**Directions for this task:**
Which lines contain the word "оплате"? Return each of them as written.

** Begin Records to process **

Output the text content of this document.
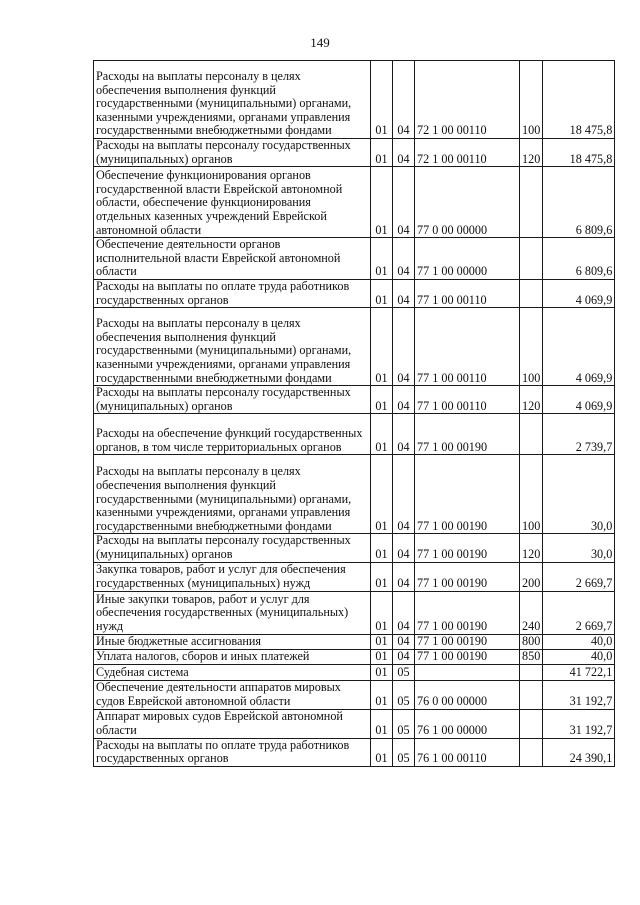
149
Расходы на выплаты персоналу в целях обеспечения выполнения функций государственными (муниципальными) органами, казенными учреждениями, органами управления государственными внебюджетными фондами	01	04	72 1 00 00110	100	18 475,8
Расходы на выплаты персоналу государственных (муниципальных) органов	01	04	72 1 00 00110	120	18 475,8
Обеспечение функционирования органов государственной власти Еврейской автономной области, обеспечение функционирования отдельных казенных учреждений Еврейской автономной области	01	04	77 0 00 00000		6 809,6
Обеспечение деятельности органов исполнительной власти Еврейской автономной области	01	04	77 1 00 00000		6 809,6
Расходы на выплаты по оплате труда работников государственных органов	01	04	77 1 00 00110		4 069,9
Расходы на выплаты персоналу в целях обеспечения выполнения функций государственными (муниципальными) органами, казенными учреждениями, органами управления государственными внебюджетными фондами	01	04	77 1 00 00110	100	4 069,9
Расходы на выплаты персоналу государственных (муниципальных) органов	01	04	77 1 00 00110	120	4 069,9
Расходы на обеспечение функций государственных органов, в том числе территориальных органов	01	04	77 1 00 00190		2 739,7
Расходы на выплаты персоналу в целях обеспечения выполнения функций государственными (муниципальными) органами, казенными учреждениями, органами управления государственными внебюджетными фондами	01	04	77 1 00 00190	100	30,0
Расходы на выплаты персоналу государственных (муниципальных) органов	01	04	77 1 00 00190	120	30,0
Закупка товаров, работ и услуг для обеспечения государственных (муниципальных) нужд	01	04	77 1 00 00190	200	2 669,7
Иные закупки товаров, работ и услуг для обеспечения государственных (муниципальных) нужд	01	04	77 1 00 00190	240	2 669,7
Иные бюджетные ассигнования	01	04	77 1 00 00190	800	40,0
Уплата налогов, сборов и иных платежей	01	04	77 1 00 00190	850	40,0
Судебная система	01	05			41 722,1
Обеспечение деятельности аппаратов мировых судов Еврейской автономной области	01	05	76 0 00 00000		31 192,7
Аппарат мировых судов Еврейской автономной области	01	05	76 1 00 00000		31 192,7
Расходы на выплаты по оплате труда работников государственных органов	01	05	76 1 00 00110		24 390,1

** End Records to process **

**Written answer:**
Расходы на выплаты по оплате труда работников государственных органов	01	04	77 1 00 00110		4 069,9
Расходы на выплаты по оплате труда работников государственных органов	01	05	76 1 00 00110		24 390,1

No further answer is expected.